Given instruction –
Check each line of the material below for "batterie", then copy the ones that contain it.

Data to use –
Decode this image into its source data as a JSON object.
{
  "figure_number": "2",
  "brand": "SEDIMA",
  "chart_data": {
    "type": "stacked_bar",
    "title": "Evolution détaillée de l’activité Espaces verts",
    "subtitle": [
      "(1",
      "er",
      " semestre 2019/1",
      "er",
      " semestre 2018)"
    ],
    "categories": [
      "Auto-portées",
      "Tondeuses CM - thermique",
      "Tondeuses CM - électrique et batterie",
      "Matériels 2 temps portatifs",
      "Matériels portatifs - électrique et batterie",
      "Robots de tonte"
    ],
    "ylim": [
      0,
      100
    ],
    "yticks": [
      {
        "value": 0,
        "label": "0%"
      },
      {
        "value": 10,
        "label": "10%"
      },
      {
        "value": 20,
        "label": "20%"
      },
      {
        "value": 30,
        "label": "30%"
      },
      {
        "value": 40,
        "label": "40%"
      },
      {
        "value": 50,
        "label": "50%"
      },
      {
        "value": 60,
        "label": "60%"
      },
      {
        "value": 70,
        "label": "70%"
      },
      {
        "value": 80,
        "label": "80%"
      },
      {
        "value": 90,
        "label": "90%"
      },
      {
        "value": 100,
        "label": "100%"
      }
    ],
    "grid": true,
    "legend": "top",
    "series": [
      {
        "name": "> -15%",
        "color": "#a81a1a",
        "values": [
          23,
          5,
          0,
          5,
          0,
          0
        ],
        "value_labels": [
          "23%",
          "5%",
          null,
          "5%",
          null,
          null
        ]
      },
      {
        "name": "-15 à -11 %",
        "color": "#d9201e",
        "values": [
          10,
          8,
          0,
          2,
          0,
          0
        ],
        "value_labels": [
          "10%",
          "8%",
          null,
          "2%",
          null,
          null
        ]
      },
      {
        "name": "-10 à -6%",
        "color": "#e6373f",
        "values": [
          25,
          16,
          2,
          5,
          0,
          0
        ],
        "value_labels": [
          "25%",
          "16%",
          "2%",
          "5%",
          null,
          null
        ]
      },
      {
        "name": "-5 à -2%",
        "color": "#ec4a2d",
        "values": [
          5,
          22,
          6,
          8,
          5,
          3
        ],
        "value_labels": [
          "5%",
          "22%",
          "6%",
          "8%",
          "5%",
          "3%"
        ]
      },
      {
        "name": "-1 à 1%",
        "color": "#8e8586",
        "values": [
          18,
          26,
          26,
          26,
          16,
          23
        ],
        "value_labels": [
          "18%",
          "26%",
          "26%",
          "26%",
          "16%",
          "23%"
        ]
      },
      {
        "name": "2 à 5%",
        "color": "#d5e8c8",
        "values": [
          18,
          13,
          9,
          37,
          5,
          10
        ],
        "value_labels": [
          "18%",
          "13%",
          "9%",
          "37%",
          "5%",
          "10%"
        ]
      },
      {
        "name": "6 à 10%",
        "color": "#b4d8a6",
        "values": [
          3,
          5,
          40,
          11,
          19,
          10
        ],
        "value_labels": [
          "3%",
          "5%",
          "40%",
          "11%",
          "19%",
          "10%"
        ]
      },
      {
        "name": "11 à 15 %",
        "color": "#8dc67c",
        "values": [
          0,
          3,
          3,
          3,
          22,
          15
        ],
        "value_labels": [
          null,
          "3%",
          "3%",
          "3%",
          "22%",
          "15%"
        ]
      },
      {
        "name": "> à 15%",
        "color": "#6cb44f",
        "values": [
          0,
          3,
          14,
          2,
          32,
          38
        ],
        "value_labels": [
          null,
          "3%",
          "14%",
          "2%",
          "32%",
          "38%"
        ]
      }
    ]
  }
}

Finished exercise –
      "Tondeuses CM - électrique et batterie",
      "Matériels portatifs - électrique et batterie",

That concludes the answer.